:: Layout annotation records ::
** Start **

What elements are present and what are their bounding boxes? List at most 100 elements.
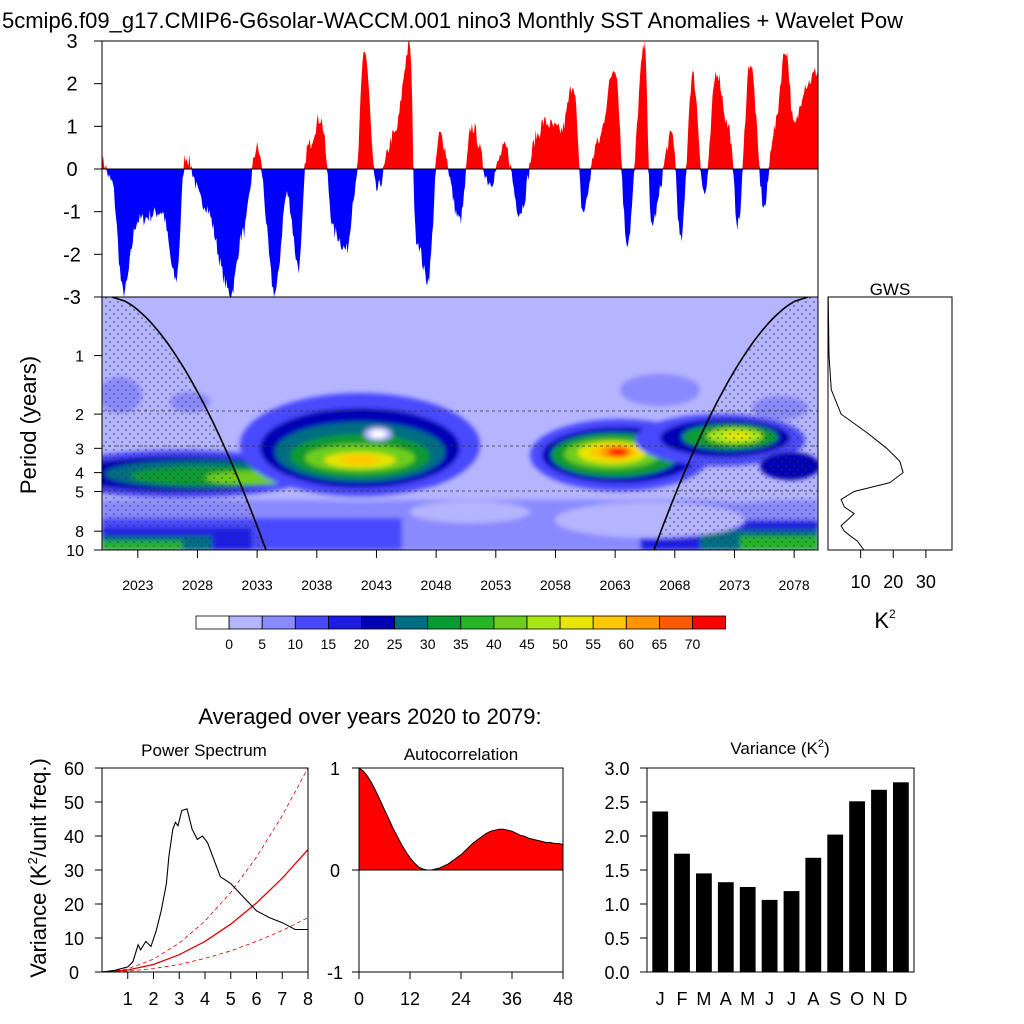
ac-y-tick-label: -1 — [327, 963, 343, 983]
colorbar: 0 5 10 15 20 25 30 35 40 45 50 55 60 65 70 — [195, 615, 726, 652]
wavelet-x-axis: 2023 2028 2033 2038 2043 2048 2053 2058 2063 2068… — [122, 550, 810, 593]
month-label: J — [787, 989, 796, 1009]
main-title: 5cmip6.f09_g17.CMIP6-G6solar-WACCM.001 n… — [2, 8, 903, 33]
var-y-tick-label: 1.5 — [604, 861, 629, 881]
power-spectrum-title: Power Spectrum — [141, 741, 267, 760]
month-label: J — [656, 989, 665, 1009]
cone-of-influence-right — [654, 297, 818, 550]
period-tick-label: 2 — [75, 407, 84, 424]
ps-x-tick-label: 5 — [226, 989, 236, 1009]
gws-frame — [827, 296, 953, 551]
variance-plot: J F M A M J J A S O N D0.00.51.01.52.02.53.0 — [604, 759, 909, 1009]
colorbar-swatch — [592, 615, 627, 630]
year-tick-label: 2073 — [719, 577, 750, 593]
period-tick-label: 8 — [75, 524, 84, 541]
power-spectrum-plot: 1 2 3 4 5 6 7 8 0 10 20 30 40 50 60 — [64, 759, 313, 1009]
ps-x-tick-label: 6 — [251, 989, 261, 1009]
year-tick-label: 2033 — [242, 577, 273, 593]
wavelet-frame — [101, 296, 819, 551]
colorbar-label: 10 — [288, 636, 304, 652]
year-tick-label: 2078 — [779, 577, 810, 593]
timeseries-y-axis: 3 2 1 0 -1 -2 -3 — [63, 31, 102, 309]
autocorrelation-frame — [358, 767, 564, 973]
ps-y-tick-label: 60 — [64, 759, 84, 779]
month-label: A — [720, 989, 732, 1009]
variance-bar — [674, 853, 690, 972]
y-tick-label: 1 — [66, 116, 77, 138]
power-spectrum-frame — [101, 767, 309, 973]
colorbar-label: 30 — [420, 636, 436, 652]
variance-bar — [805, 857, 822, 972]
colorbar-label: 25 — [387, 636, 403, 652]
y-tick-label: 2 — [66, 74, 77, 96]
variance-bar — [827, 834, 844, 972]
y-tick-label: -3 — [63, 287, 81, 309]
gws-title: GWS — [870, 280, 911, 299]
gws-tick-label: 20 — [883, 572, 903, 592]
colorbar-label: 60 — [619, 636, 635, 652]
year-tick-label: 2058 — [540, 577, 571, 593]
var-y-tick-label: 1.0 — [604, 895, 629, 915]
colorbar-label: 45 — [519, 636, 535, 652]
colorbar-swatch — [261, 615, 296, 630]
colorbar-label: 15 — [321, 636, 337, 652]
year-tick-label: 2043 — [361, 577, 392, 593]
ps-spectrum-line — [101, 808, 308, 973]
month-label: F — [677, 989, 688, 1009]
ps-y-tick-label: 10 — [64, 929, 84, 949]
year-tick-label: 2048 — [421, 577, 452, 593]
month-label: J — [765, 989, 774, 1009]
power-spectrum-ylabel: Variance (K2/unit freq.) — [25, 758, 51, 978]
gws-curve — [827, 296, 904, 551]
ps-x-tick-label: 3 — [174, 989, 184, 1009]
colorbar-label: 40 — [486, 636, 502, 652]
ac-x-tick-label: 0 — [354, 989, 364, 1009]
var-y-tick-label: 0.5 — [604, 929, 629, 949]
ps-y-tick-label: 30 — [64, 861, 84, 881]
ps-y-tick-label: 50 — [64, 793, 84, 813]
ps-lower-bound-line — [101, 917, 309, 973]
autocorrelation-panel: Autocorrelation 0 12 24 36 48 1 0 -1 — [327, 745, 573, 1009]
ps-x-tick-label: 2 — [148, 989, 158, 1009]
y-tick-label: 0 — [66, 159, 77, 181]
colorbar-swatch — [659, 615, 693, 630]
colorbar-label: 20 — [354, 636, 370, 652]
coi-right-boundary — [653, 297, 809, 550]
autocorrelation-plot: 0 12 24 36 48 1 0 -1 — [327, 759, 573, 1009]
colorbar-swatch — [692, 615, 726, 630]
ps-y-tick-label: 40 — [64, 827, 84, 847]
colorbar-swatch — [327, 615, 362, 630]
year-tick-label: 2068 — [659, 577, 690, 593]
period-tick-label: 10 — [66, 543, 84, 560]
month-label: A — [807, 989, 819, 1009]
variance-bar — [696, 873, 712, 972]
gws-x-axis: 10 20 30 — [851, 550, 936, 592]
colorbar-label: 70 — [685, 636, 701, 652]
gws-tick-label: 10 — [851, 572, 871, 592]
ac-x-tick-label: 12 — [400, 989, 420, 1009]
colorbar-label: 0 — [225, 636, 233, 652]
colorbar-swatch — [427, 615, 462, 630]
ac-y-tick-label: 0 — [330, 861, 340, 881]
month-label: S — [829, 989, 841, 1009]
colorbar-label: 5 — [258, 636, 266, 652]
period-tick-label: 4 — [75, 466, 84, 483]
month-label: O — [850, 989, 864, 1009]
colorbar-label: 35 — [453, 636, 469, 652]
ps-x-tick-label: 1 — [123, 989, 133, 1009]
year-tick-label: 2038 — [301, 577, 332, 593]
negative-anomaly-area — [102, 169, 818, 297]
colorbar-swatch — [394, 615, 429, 630]
colorbar-swatch — [460, 615, 495, 630]
ac-x-tick-label: 48 — [553, 989, 573, 1009]
ps-red-noise-line — [101, 849, 309, 973]
variance-bar — [783, 891, 800, 972]
cone-of-influence-left — [102, 297, 266, 550]
ps-y-tick-label: 0 — [69, 963, 79, 983]
variance-bar — [739, 887, 756, 972]
month-label: M — [696, 989, 711, 1009]
var-y-tick-label: 0.0 — [604, 963, 629, 983]
ps-x-tick-label: 4 — [200, 989, 210, 1009]
variance-title: Variance (K2) — [730, 738, 829, 758]
year-tick-label: 2063 — [600, 577, 631, 593]
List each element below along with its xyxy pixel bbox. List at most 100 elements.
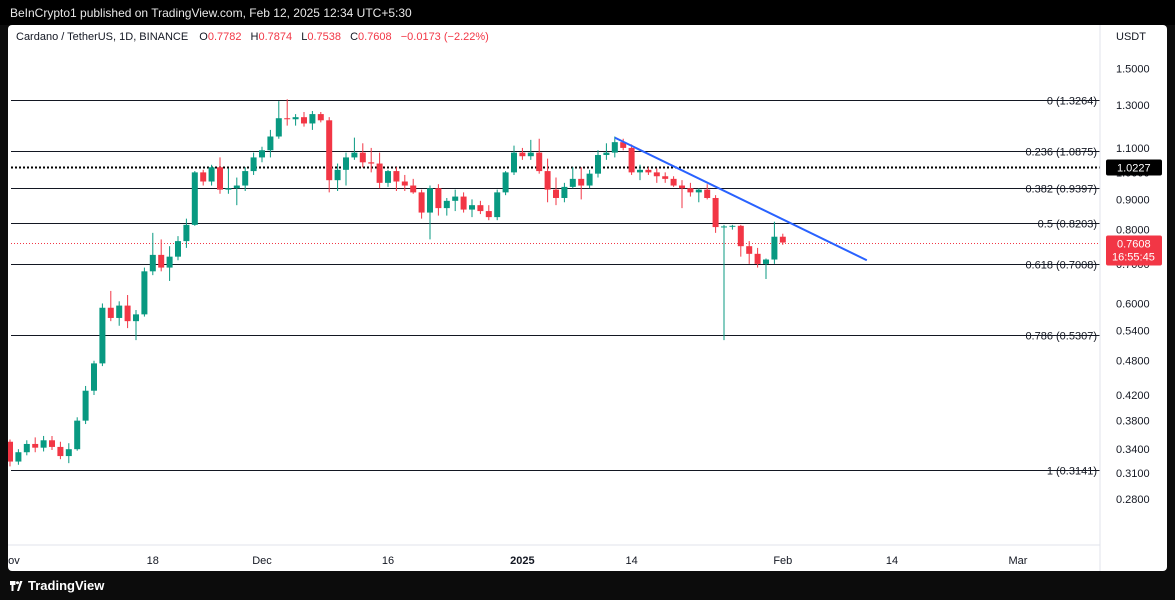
candle-body (359, 152, 366, 163)
candle-body (309, 114, 316, 124)
x-tick-label: Feb (773, 555, 792, 567)
candle-body (284, 118, 291, 120)
fib-level-label: 0.382 (0.9397) (1025, 184, 1097, 196)
currency-label[interactable]: USDT (1116, 31, 1146, 43)
candle-body (74, 420, 81, 450)
x-tick-label: Mar (1009, 555, 1028, 567)
y-tick-label: 0.3400 (1116, 444, 1150, 456)
candle-body (107, 307, 114, 318)
candle-body (469, 205, 475, 210)
y-tick-label: 0.5400 (1116, 325, 1150, 337)
candle-body (737, 225, 744, 247)
y-tick-label: 0.4200 (1116, 390, 1150, 402)
candle-body (553, 189, 559, 198)
top-bar: BeInCrypto1 published on TradingView.com… (0, 0, 1175, 25)
candle-body (166, 256, 173, 268)
x-tick-label: Dec (252, 555, 272, 567)
candle-body (729, 225, 736, 227)
candle-body (91, 363, 97, 391)
candle-body (116, 305, 123, 318)
candle-body (82, 390, 89, 421)
candle-body (259, 150, 265, 158)
candle-body (603, 152, 610, 156)
low-label: L (301, 31, 308, 43)
candle-body (569, 178, 576, 187)
candle-body (595, 155, 601, 174)
price-line-badge-label: 1.0227 (1117, 163, 1151, 175)
candle-body (670, 178, 677, 186)
candle-body (653, 172, 660, 177)
candle-body (149, 254, 156, 272)
fib-level-label: 0.236 (1.0875) (1025, 147, 1097, 159)
x-tick-label: Nov (8, 555, 20, 567)
candle-body (217, 167, 223, 190)
candle-body (250, 157, 257, 172)
candle-body (191, 172, 198, 225)
x-tick-label: 14 (886, 555, 898, 567)
candle-body (334, 169, 341, 181)
candle-body (124, 305, 131, 322)
candle-body (687, 188, 694, 193)
candle-body (679, 185, 685, 189)
candle-body (175, 241, 181, 257)
candle-body (301, 117, 307, 124)
candle-body (385, 171, 391, 183)
y-tick-label: 0.3100 (1116, 468, 1150, 480)
x-tick-label: 16 (382, 555, 394, 567)
symbol-name: Cardano / TetherUS, 1D, BINANCE (16, 31, 189, 43)
tradingview-brand[interactable]: TradingView (10, 578, 104, 593)
candle-body (418, 192, 425, 213)
candle-body (712, 197, 719, 228)
candle-body (721, 226, 727, 228)
candle-body (32, 443, 39, 448)
chart-panel[interactable]: 0 (1.3264) 0.236 (1.0875) 0.382 (0.9397) 0.… (8, 25, 1167, 571)
candle-body (410, 185, 417, 193)
y-tick-label: 1.1000 (1116, 143, 1150, 155)
y-tick-label: 0.8000 (1116, 225, 1150, 237)
candle-body (393, 171, 400, 182)
x-tick-label: 18 (147, 555, 159, 567)
y-tick-label: 0.6000 (1116, 298, 1150, 310)
candle-body (15, 452, 22, 462)
candle-body (494, 192, 501, 218)
candle-body (452, 196, 459, 201)
candle-body (23, 443, 30, 453)
low-value: 0.7538 (307, 31, 341, 43)
candle-body (536, 152, 543, 172)
candle-body (620, 142, 627, 148)
tradingview-logo-icon (10, 580, 23, 591)
candle-body (511, 152, 517, 173)
candle-body (326, 120, 333, 181)
candle-body (183, 224, 190, 242)
x-tick-label: 2025 (510, 555, 534, 567)
candle-body (754, 253, 761, 264)
y-tick-label: 1.5000 (1116, 63, 1150, 75)
candle-body (544, 171, 551, 190)
candle-body (242, 171, 249, 186)
candle-body (527, 152, 534, 157)
change-value: −0.0173 (−2.22%) (400, 31, 489, 43)
high-value: 0.7874 (258, 31, 293, 43)
candle-body (376, 163, 383, 183)
candle-body (401, 181, 408, 186)
y-tick-label: 0.4800 (1116, 356, 1150, 368)
y-tick-label: 0.3800 (1116, 416, 1150, 428)
candle-body (586, 173, 593, 186)
y-tick-label: 0.9000 (1116, 194, 1150, 206)
candle-body (233, 185, 240, 189)
candle-body (208, 167, 215, 182)
countdown-label: 16:55:45 (1112, 252, 1155, 264)
candle-body (695, 189, 702, 193)
fib-level-label: 0.618 (0.7008) (1025, 260, 1097, 272)
candlestick-chart[interactable]: 0 (1.3264) 0.236 (1.0875) 0.382 (0.9397) 0.… (8, 25, 1167, 571)
y-tick-label: 1.3000 (1116, 100, 1150, 112)
high-label: H (250, 31, 259, 43)
bottom-bar: TradingView (0, 571, 1175, 600)
candle-body (8, 441, 13, 462)
last-price-badge-label: 0.7608 (1117, 239, 1151, 251)
candle-body (57, 446, 64, 457)
fib-level-label: 0.5 (0.8203) (1038, 219, 1097, 231)
candle-body (225, 188, 232, 190)
close-value: 0.7608 (358, 31, 392, 43)
candle-body (343, 157, 349, 170)
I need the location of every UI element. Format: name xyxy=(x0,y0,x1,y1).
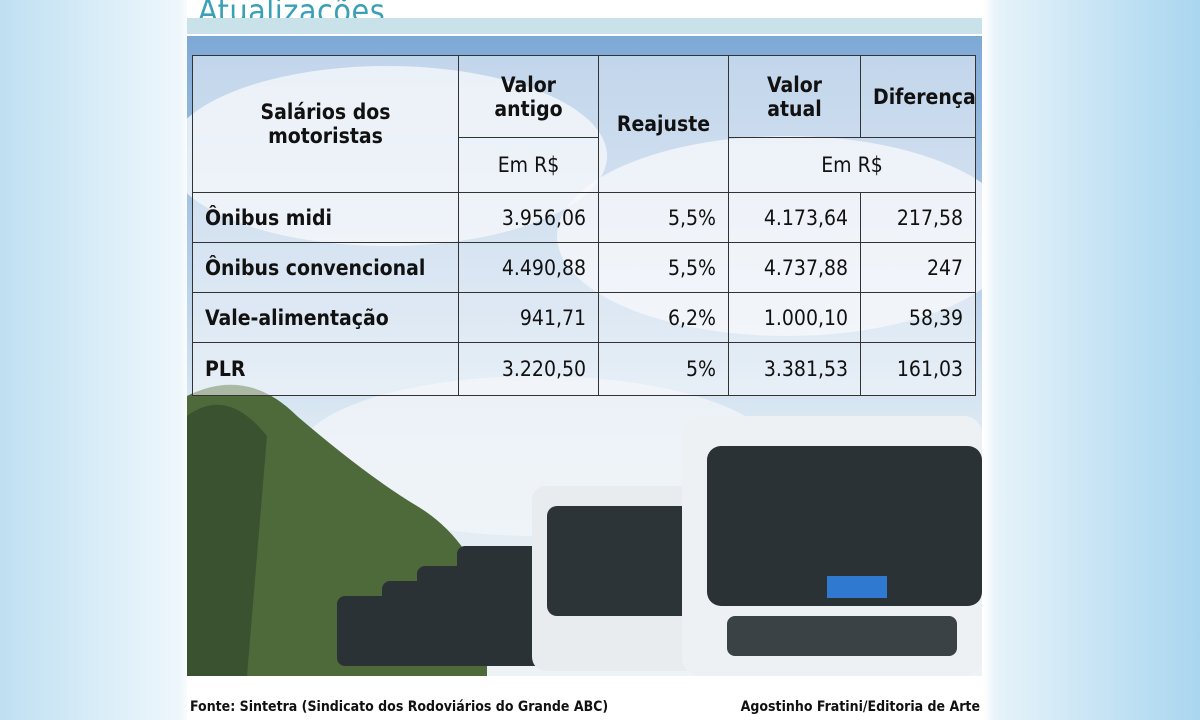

** End **

:: Written problem ::
Reproduce, character for character, the lines starting at the one containing "candle-body (359, 152, 366, 163)" and ending at the one containing "candle-body (107, 307, 114, 318)", with both of those lines included.

:: The result ::
candle-body (359, 152, 366, 163)
candle-body (309, 114, 316, 124)
x-tick-label: Feb (773, 555, 792, 567)
candle-body (284, 118, 291, 120)
fib-level-label: 0.382 (0.9397) (1025, 184, 1097, 196)
currency-label[interactable]: USDT (1116, 31, 1146, 43)
candle-body (74, 420, 81, 450)
x-tick-label: Mar (1009, 555, 1028, 567)
y-tick-label: 0.3400 (1116, 444, 1150, 456)
candle-body (107, 307, 114, 318)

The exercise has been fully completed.